══ Supplied material ══

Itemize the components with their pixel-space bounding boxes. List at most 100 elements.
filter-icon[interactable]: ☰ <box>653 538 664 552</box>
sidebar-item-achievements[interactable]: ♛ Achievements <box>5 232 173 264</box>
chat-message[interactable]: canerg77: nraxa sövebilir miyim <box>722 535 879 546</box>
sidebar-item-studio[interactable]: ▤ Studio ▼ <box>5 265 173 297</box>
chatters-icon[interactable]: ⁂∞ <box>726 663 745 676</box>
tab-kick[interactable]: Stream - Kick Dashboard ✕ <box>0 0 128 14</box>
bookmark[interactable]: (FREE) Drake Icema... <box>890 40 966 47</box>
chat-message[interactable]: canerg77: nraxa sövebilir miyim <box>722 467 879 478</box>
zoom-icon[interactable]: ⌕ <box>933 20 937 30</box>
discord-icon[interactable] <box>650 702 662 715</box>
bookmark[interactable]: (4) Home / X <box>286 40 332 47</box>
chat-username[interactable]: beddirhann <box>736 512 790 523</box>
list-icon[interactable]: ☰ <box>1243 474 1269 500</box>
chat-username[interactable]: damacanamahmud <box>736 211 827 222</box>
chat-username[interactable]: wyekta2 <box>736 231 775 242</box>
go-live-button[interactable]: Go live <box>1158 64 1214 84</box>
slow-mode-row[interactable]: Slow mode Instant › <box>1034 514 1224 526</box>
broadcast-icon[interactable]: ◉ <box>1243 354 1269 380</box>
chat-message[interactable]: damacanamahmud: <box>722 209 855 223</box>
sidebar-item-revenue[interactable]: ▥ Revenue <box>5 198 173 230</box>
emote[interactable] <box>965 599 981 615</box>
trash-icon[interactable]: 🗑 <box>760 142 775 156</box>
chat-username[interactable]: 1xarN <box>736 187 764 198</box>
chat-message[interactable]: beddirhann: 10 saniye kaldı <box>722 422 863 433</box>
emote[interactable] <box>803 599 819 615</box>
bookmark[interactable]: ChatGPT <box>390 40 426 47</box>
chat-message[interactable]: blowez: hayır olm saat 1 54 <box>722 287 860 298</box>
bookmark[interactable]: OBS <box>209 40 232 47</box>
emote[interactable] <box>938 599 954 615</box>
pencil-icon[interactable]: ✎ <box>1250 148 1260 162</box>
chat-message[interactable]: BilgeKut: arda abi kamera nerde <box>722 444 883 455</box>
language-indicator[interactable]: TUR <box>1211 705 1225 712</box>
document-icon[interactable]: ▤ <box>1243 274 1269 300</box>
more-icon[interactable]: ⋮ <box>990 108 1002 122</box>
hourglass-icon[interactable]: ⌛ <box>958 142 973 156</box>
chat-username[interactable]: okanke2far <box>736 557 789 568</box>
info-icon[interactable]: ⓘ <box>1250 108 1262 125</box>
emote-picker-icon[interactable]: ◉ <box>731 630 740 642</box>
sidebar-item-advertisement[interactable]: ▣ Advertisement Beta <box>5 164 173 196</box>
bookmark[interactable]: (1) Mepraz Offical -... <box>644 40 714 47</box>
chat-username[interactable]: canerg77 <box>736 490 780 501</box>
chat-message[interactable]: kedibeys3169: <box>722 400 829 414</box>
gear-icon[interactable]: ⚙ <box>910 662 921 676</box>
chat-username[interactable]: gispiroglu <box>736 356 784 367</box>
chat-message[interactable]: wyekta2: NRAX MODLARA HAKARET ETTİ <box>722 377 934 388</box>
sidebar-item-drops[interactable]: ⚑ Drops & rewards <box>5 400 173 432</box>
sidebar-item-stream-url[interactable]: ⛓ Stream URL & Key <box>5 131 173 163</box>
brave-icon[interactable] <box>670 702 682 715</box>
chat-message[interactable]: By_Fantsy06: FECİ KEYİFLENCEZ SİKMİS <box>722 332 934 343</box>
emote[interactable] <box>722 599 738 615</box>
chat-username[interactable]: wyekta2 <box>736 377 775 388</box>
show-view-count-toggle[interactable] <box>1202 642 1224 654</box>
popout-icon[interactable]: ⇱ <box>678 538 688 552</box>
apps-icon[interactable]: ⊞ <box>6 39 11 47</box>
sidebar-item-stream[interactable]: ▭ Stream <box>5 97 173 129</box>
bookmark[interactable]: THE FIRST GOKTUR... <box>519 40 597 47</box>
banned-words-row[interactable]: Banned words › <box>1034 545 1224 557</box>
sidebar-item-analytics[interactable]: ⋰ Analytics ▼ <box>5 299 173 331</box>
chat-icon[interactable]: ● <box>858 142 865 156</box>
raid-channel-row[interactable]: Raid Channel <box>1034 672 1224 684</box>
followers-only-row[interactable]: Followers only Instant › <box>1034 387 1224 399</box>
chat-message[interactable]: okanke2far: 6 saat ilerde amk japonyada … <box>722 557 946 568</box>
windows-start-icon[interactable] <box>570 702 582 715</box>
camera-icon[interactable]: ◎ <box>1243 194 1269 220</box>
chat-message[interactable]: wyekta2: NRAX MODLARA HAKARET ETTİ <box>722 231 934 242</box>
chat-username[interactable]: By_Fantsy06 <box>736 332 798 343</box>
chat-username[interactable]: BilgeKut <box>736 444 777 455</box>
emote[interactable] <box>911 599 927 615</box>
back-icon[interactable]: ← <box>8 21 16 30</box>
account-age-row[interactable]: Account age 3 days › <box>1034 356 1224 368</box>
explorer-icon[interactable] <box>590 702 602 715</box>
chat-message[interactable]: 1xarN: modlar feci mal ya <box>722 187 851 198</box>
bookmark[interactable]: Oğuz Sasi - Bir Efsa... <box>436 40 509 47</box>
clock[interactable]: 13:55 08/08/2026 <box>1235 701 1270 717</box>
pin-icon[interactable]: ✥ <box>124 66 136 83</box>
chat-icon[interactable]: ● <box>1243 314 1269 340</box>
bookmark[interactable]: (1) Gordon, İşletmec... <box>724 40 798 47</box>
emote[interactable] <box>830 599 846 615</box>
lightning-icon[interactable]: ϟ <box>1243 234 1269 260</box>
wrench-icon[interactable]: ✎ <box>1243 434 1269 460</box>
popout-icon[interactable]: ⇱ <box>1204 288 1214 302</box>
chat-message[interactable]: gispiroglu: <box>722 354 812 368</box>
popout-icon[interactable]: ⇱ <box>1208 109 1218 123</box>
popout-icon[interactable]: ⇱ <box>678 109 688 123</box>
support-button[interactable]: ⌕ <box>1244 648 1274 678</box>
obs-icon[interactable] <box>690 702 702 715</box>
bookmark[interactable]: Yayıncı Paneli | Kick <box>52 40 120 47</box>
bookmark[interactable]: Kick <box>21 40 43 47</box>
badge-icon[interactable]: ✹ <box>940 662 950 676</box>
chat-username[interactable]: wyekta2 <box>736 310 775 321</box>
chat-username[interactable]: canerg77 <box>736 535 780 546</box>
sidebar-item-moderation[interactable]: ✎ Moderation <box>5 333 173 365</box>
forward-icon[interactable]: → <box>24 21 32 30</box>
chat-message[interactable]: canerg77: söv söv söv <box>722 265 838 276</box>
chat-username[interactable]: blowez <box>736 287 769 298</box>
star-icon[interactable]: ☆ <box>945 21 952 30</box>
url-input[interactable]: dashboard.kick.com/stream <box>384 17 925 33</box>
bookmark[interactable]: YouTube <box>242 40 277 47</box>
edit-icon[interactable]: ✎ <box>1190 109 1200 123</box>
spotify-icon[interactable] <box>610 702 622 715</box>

═══

Exercise instructions: Please copy the records word for word, beginning at their very first line and stopping after the line that contains "slow-mode-row[interactable]: Slow mode".

Result of this exercise:
Itemize the components with their pixel-space bounding boxes. List at most 100 elements.
filter-icon[interactable]: ☰ <box>653 538 664 552</box>
sidebar-item-achievements[interactable]: ♛ Achievements <box>5 232 173 264</box>
chat-message[interactable]: canerg77: nraxa sövebilir miyim <box>722 535 879 546</box>
sidebar-item-studio[interactable]: ▤ Studio ▼ <box>5 265 173 297</box>
chatters-icon[interactable]: ⁂∞ <box>726 663 745 676</box>
tab-kick[interactable]: Stream - Kick Dashboard ✕ <box>0 0 128 14</box>
bookmark[interactable]: (FREE) Drake Icema... <box>890 40 966 47</box>
chat-message[interactable]: canerg77: nraxa sövebilir miyim <box>722 467 879 478</box>
zoom-icon[interactable]: ⌕ <box>933 20 937 30</box>
discord-icon[interactable] <box>650 702 662 715</box>
bookmark[interactable]: (4) Home / X <box>286 40 332 47</box>
chat-username[interactable]: beddirhann <box>736 512 790 523</box>
list-icon[interactable]: ☰ <box>1243 474 1269 500</box>
chat-username[interactable]: damacanamahmud <box>736 211 827 222</box>
chat-username[interactable]: wyekta2 <box>736 231 775 242</box>
go-live-button[interactable]: Go live <box>1158 64 1214 84</box>
slow-mode-row[interactable]: Slow mode Instant › <box>1034 514 1224 526</box>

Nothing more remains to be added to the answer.